**RECORDS TO USE**
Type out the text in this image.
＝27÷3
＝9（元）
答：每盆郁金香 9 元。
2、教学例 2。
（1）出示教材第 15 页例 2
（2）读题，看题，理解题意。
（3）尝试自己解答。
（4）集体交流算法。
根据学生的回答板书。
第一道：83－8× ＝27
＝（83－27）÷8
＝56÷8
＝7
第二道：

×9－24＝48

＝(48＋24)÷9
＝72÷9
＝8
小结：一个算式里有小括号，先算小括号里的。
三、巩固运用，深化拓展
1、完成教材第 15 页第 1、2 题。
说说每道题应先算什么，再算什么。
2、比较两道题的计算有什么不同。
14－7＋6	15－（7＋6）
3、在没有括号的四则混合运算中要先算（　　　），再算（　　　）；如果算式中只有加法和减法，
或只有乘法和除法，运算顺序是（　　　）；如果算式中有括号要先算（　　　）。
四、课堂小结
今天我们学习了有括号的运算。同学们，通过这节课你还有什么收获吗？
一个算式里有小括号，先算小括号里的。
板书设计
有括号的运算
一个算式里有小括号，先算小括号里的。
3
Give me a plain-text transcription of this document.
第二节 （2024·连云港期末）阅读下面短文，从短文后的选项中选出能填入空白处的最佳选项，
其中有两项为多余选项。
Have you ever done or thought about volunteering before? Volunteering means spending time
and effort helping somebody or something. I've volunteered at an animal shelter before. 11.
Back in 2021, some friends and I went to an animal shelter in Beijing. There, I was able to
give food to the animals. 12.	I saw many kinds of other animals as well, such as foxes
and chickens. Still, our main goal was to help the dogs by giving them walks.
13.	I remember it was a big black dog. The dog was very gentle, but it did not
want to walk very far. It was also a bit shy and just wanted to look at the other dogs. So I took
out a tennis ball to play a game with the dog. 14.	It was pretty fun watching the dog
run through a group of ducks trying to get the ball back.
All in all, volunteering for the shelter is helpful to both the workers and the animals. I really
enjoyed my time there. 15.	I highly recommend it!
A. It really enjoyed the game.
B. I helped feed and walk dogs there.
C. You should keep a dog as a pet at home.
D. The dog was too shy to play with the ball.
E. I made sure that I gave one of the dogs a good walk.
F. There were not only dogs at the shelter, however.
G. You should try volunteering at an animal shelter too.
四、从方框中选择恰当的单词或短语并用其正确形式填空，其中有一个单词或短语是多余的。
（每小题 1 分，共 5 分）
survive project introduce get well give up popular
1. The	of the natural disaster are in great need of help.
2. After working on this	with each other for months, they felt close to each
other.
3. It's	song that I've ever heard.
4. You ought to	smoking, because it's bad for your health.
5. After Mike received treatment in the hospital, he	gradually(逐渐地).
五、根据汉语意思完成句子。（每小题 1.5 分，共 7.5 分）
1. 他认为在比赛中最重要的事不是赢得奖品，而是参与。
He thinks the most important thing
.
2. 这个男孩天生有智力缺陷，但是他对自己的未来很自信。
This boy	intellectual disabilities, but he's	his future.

**REQUEST**
Copy out the whole listing, exactly as written.

**REPLY TO THE EXERCISE**
Type out the text in this image.
＝27÷3
＝9（元）
答：每盆郁金香 9 元。
2、教学例 2。
（1）出示教材第 15 页例 2
（2）读题，看题，理解题意。
（3）尝试自己解答。
（4）集体交流算法。
根据学生的回答板书。
第一道：83－8× ＝27
＝（83－27）÷8
＝56÷8
＝7
第二道：

×9－24＝48

＝(48＋24)÷9
＝72÷9
＝8
小结：一个算式里有小括号，先算小括号里的。
三、巩固运用，深化拓展
1、完成教材第 15 页第 1、2 题。
说说每道题应先算什么，再算什么。
2、比较两道题的计算有什么不同。
14－7＋6	15－（7＋6）
3、在没有括号的四则混合运算中要先算（　　　），再算（　　　）；如果算式中只有加法和减法，
或只有乘法和除法，运算顺序是（　　　）；如果算式中有括号要先算（　　　）。
四、课堂小结
今天我们学习了有括号的运算。同学们，通过这节课你还有什么收获吗？
一个算式里有小括号，先算小括号里的。
板书设计
有括号的运算
一个算式里有小括号，先算小括号里的。
3
Give me a plain-text transcription of this document.
第二节 （2024·连云港期末）阅读下面短文，从短文后的选项中选出能填入空白处的最佳选项，
其中有两项为多余选项。
Have you ever done or thought about volunteering before? Volunteering means spending time
and effort helping somebody or something. I've volunteered at an animal shelter before. 11.
Back in 2021, some friends and I went to an animal shelter in Beijing. There, I was able to
give food to the animals. 12.	I saw many kinds of other animals as well, such as foxes
and chickens. Still, our main goal was to help the dogs by giving them walks.
13.	I remember it was a big black dog. The dog was very gentle, but it did not
want to walk very far. It was also a bit shy and just wanted to look at the other dogs. So I took
out a tennis ball to play a game with the dog. 14.	It was pretty fun watching the dog
run through a group of ducks trying to get the ball back.
All in all, volunteering for the shelter is helpful to both the workers and the animals. I really
enjoyed my time there. 15.	I highly recommend it!
A. It really enjoyed the game.
B. I helped feed and walk dogs there.
C. You should keep a dog as a pet at home.
D. The dog was too shy to play with the ball.
E. I made sure that I gave one of the dogs a good walk.
F. There were not only dogs at the shelter, however.
G. You should try volunteering at an animal shelter too.
四、从方框中选择恰当的单词或短语并用其正确形式填空，其中有一个单词或短语是多余的。
（每小题 1 分，共 5 分）
survive project introduce get well give up popular
1. The	of the natural disaster are in great need of help.
2. After working on this	with each other for months, they felt close to each
other.
3. It's	song that I've ever heard.
4. You ought to	smoking, because it's bad for your health.
5. After Mike received treatment in the hospital, he	gradually(逐渐地).
五、根据汉语意思完成句子。（每小题 1.5 分，共 7.5 分）
1. 他认为在比赛中最重要的事不是赢得奖品，而是参与。
He thinks the most important thing
.
2. 这个男孩天生有智力缺陷，但是他对自己的未来很自信。
This boy	intellectual disabilities, but he's	his future.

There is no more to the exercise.